** BEGIN Information supplied **
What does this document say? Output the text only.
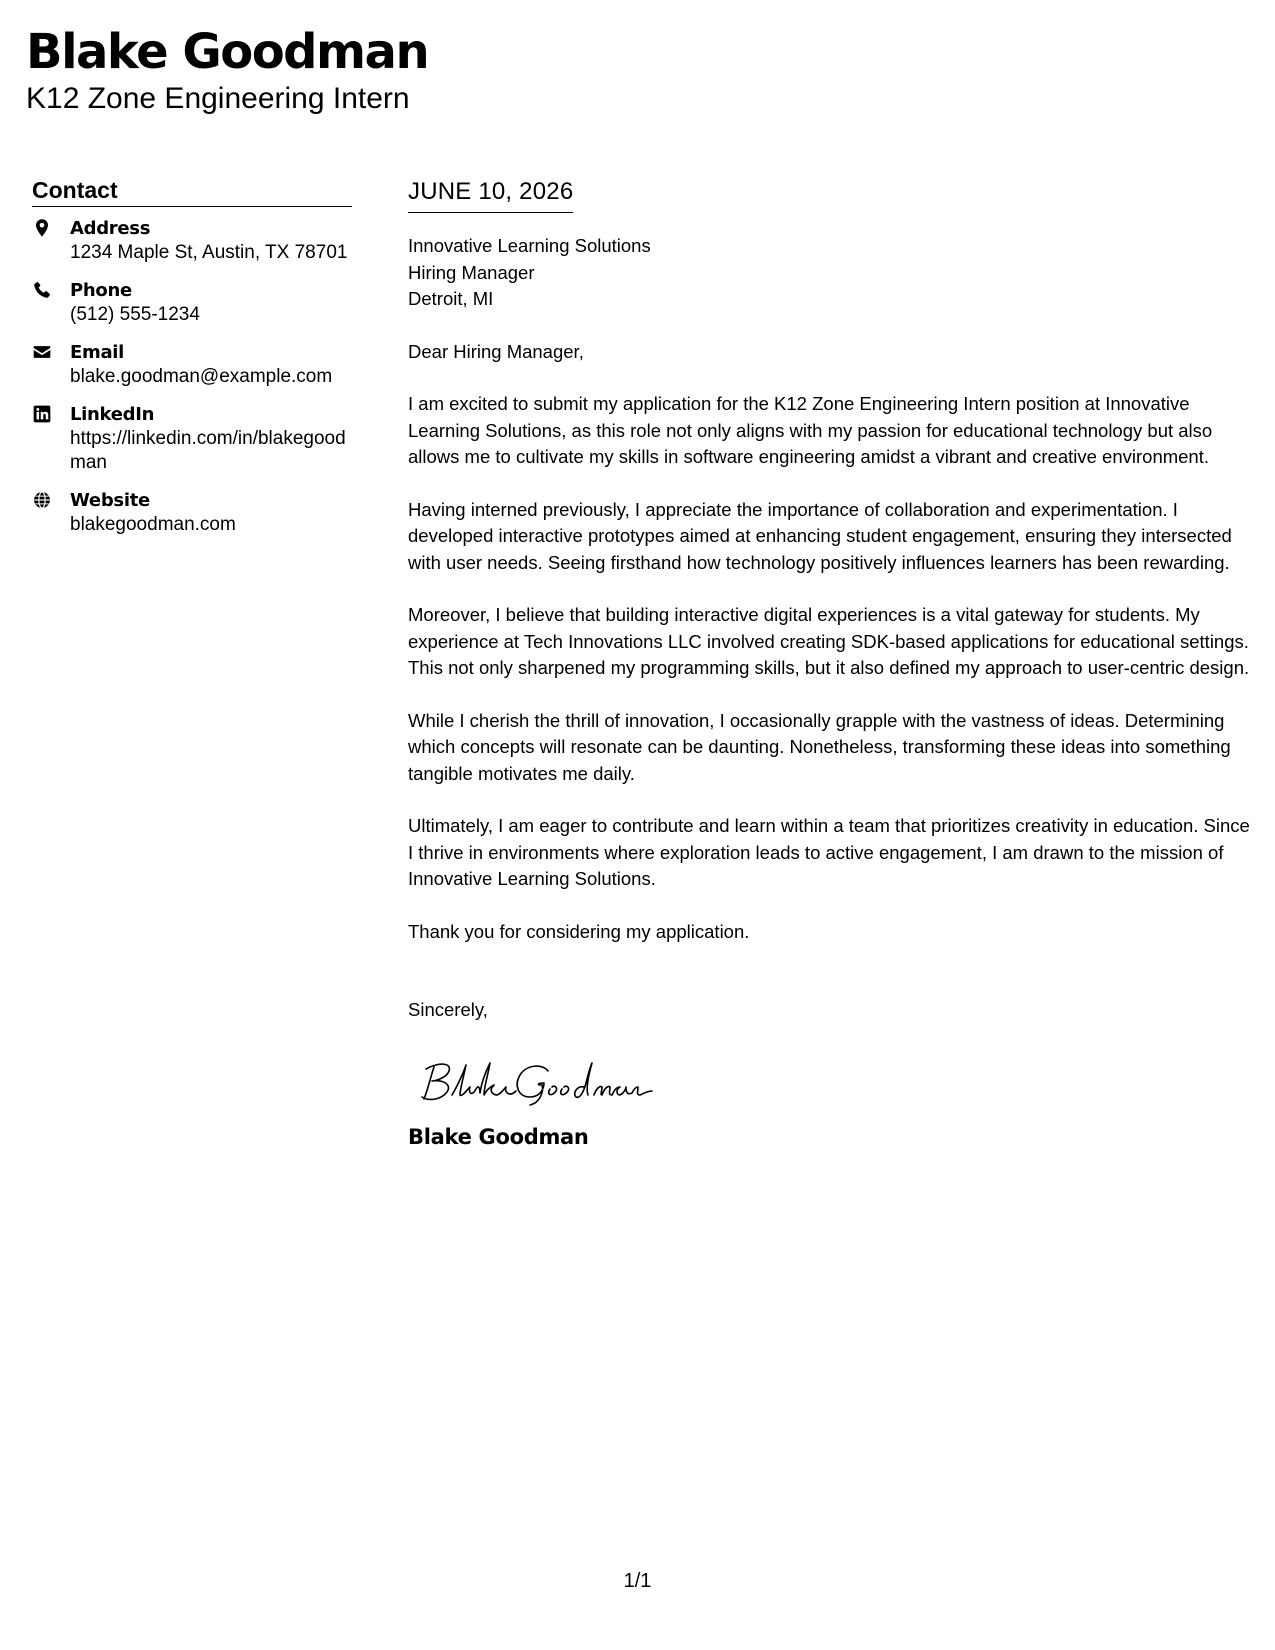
Blake Goodman

K12 Zone Engineering Intern

Contact
Address
1234 Maple St, Austin, TX 78701
Phone
(512) 555-1234
Email
blake.goodman@example.com
LinkedIn
https://linkedin.com/in/blakegoodman
Website
blakegoodman.com
JUNE 10, 2026

Innovative Learning Solutions

Hiring Manager

Detroit, MI

Dear Hiring Manager,

I am excited to submit my application for the K12 Zone Engineering Intern position at Innovative Learning Solutions, as this role not only aligns with my passion for educational technology but also allows me to cultivate my skills in software engineering amidst a vibrant and creative environment.

Having interned previously, I appreciate the importance of collaboration and experimentation. I developed interactive prototypes aimed at enhancing student engagement, ensuring they intersected with user needs. Seeing firsthand how technology positively influences learners has been rewarding.

Moreover, I believe that building interactive digital experiences is a vital gateway for students. My experience at Tech Innovations LLC involved creating SDK-based applications for educational settings. This not only sharpened my programming skills, but it also defined my approach to user-centric design.

While I cherish the thrill of innovation, I occasionally grapple with the vastness of ideas. Determining which concepts will resonate can be daunting. Nonetheless, transforming these ideas into something tangible motivates me daily.

Ultimately, I am eager to contribute and learn within a team that prioritizes creativity in education. Since I thrive in environments where exploration leads to active engagement, I am drawn to the mission of Innovative Learning Solutions.

Thank you for considering my application.

Sincerely,

Blake Goodman

1/1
** END Information supplied **
Task statement
Going through the data above, count the lines where the string "educational" appears, and answer with only that number.

The answer
2